Begin Data in this exercise
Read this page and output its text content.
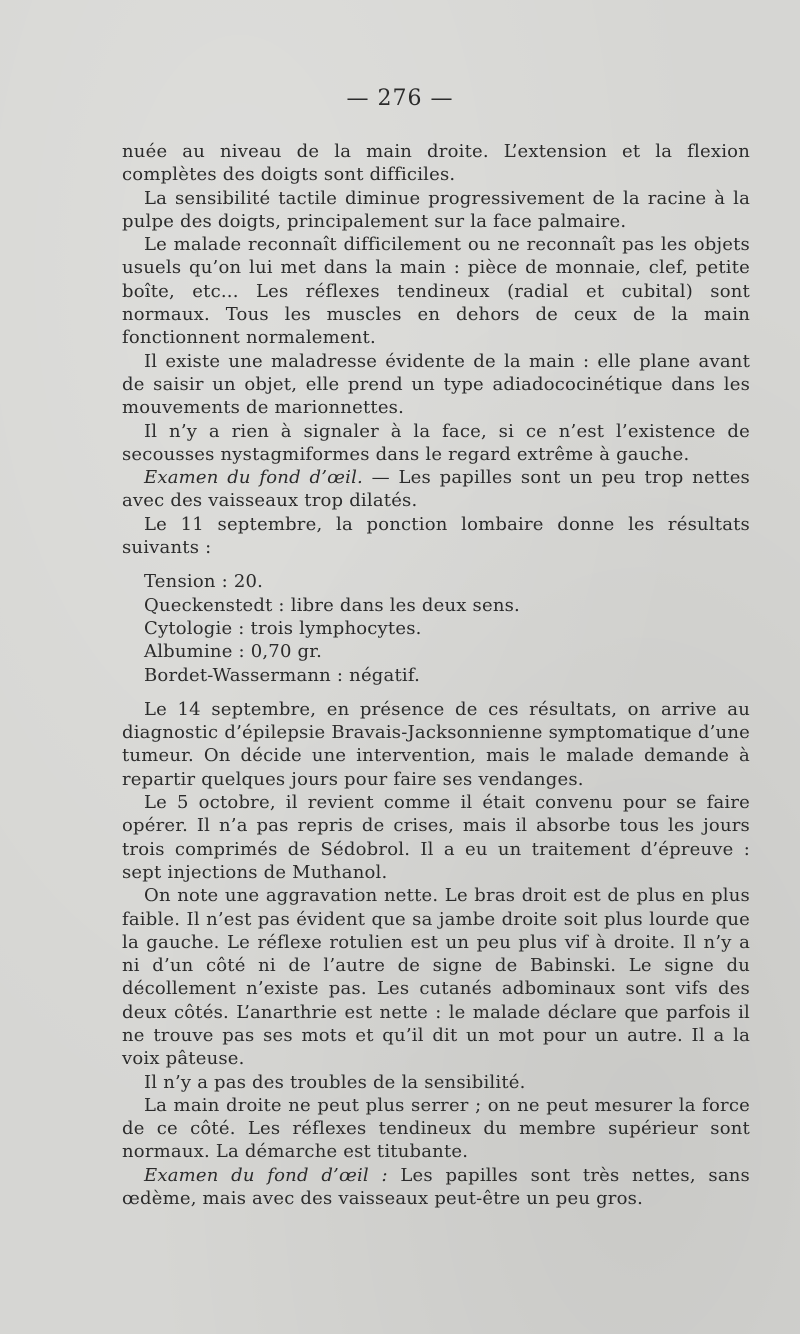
— 276 —

nuée au niveau de la main droite. L’extension et la flexion complètes des doigts sont difficiles.

La sensibilité tactile diminue progressivement de la racine à la pulpe des doigts, principalement sur la face palmaire.

Le malade reconnaît difficilement ou ne reconnaît pas les objets usuels qu’on lui met dans la main : pièce de monnaie, clef, petite boîte, etc... Les réflexes tendineux (radial et cubital) sont normaux. Tous les muscles en dehors de ceux de la main fonctionnent normalement.

Il existe une maladresse évidente de la main : elle plane avant de saisir un objet, elle prend un type adiadococinétique dans les mouvements de marionnettes.

Il n’y a rien à signaler à la face, si ce n’est l’existence de secousses nystagmiformes dans le regard extrême à gauche.

Examen du fond d’œil. — Les papilles sont un peu trop nettes avec des vaisseaux trop dilatés.

Le 11 septembre, la ponction lombaire donne les résultats suivants :

Tension : 20.
Queckenstedt : libre dans les deux sens.
Cytologie : trois lymphocytes.
Albumine : 0,70 gr.
Bordet-Wassermann : négatif.

Le 14 septembre, en présence de ces résultats, on arrive au diagnostic d’épilepsie Bravais-Jacksonnienne symptomatique d’une tumeur. On décide une intervention, mais le malade demande à repartir quelques jours pour faire ses vendanges.

Le 5 octobre, il revient comme il était convenu pour se faire opérer. Il n’a pas repris de crises, mais il absorbe tous les jours trois comprimés de Sédobrol. Il a eu un traitement d’épreuve : sept injections de Muthanol.

On note une aggravation nette. Le bras droit est de plus en plus faible. Il n’est pas évident que sa jambe droite soit plus lourde que la gauche. Le réflexe rotulien est un peu plus vif à droite. Il n’y a ni d’un côté ni de l’autre de signe de Babinski. Le signe du décollement n’existe pas. Les cutanés adbominaux sont vifs des deux côtés. L’anarthrie est nette : le malade déclare que parfois il ne trouve pas ses mots et qu’il dit un mot pour un autre. Il a la voix pâteuse.

Il n’y a pas des troubles de la sensibilité.

La main droite ne peut plus serrer ; on ne peut mesurer la force de ce côté. Les réflexes tendineux du membre supérieur sont normaux. La démarche est titubante.

Examen du fond d’œil : Les papilles sont très nettes, sans œdème, mais avec des vaisseaux peut-être un peu gros.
End Data in this exercise
▸ **What you need to do**:
Go through the material above and print all of it exactly, except the pictures.

▸ **Result of this task**:
Read this page and output its text content.
— 276 —

nuée au niveau de la main droite. L’extension et la flexion complètes des doigts sont difficiles.

La sensibilité tactile diminue progressivement de la racine à la pulpe des doigts, principalement sur la face palmaire.

Le malade reconnaît difficilement ou ne reconnaît pas les objets usuels qu’on lui met dans la main : pièce de monnaie, clef, petite boîte, etc... Les réflexes tendineux (radial et cubital) sont normaux. Tous les muscles en dehors de ceux de la main fonctionnent normalement.

Il existe une maladresse évidente de la main : elle plane avant de saisir un objet, elle prend un type adiadococinétique dans les mouvements de marionnettes.

Il n’y a rien à signaler à la face, si ce n’est l’existence de secousses nystagmiformes dans le regard extrême à gauche.

Examen du fond d’œil. — Les papilles sont un peu trop nettes avec des vaisseaux trop dilatés.

Le 11 septembre, la ponction lombaire donne les résultats suivants :

Tension : 20.
Queckenstedt : libre dans les deux sens.
Cytologie : trois lymphocytes.
Albumine : 0,70 gr.
Bordet-Wassermann : négatif.

Le 14 septembre, en présence de ces résultats, on arrive au diagnostic d’épilepsie Bravais-Jacksonnienne symptomatique d’une tumeur. On décide une intervention, mais le malade demande à repartir quelques jours pour faire ses vendanges.

Le 5 octobre, il revient comme il était convenu pour se faire opérer. Il n’a pas repris de crises, mais il absorbe tous les jours trois comprimés de Sédobrol. Il a eu un traitement d’épreuve : sept injections de Muthanol.

On note une aggravation nette. Le bras droit est de plus en plus faible. Il n’est pas évident que sa jambe droite soit plus lourde que la gauche. Le réflexe rotulien est un peu plus vif à droite. Il n’y a ni d’un côté ni de l’autre de signe de Babinski. Le signe du décollement n’existe pas. Les cutanés adbominaux sont vifs des deux côtés. L’anarthrie est nette : le malade déclare que parfois il ne trouve pas ses mots et qu’il dit un mot pour un autre. Il a la voix pâteuse.

Il n’y a pas des troubles de la sensibilité.

La main droite ne peut plus serrer ; on ne peut mesurer la force de ce côté. Les réflexes tendineux du membre supérieur sont normaux. La démarche est titubante.

Examen du fond d’œil : Les papilles sont très nettes, sans œdème, mais avec des vaisseaux peut-être un peu gros.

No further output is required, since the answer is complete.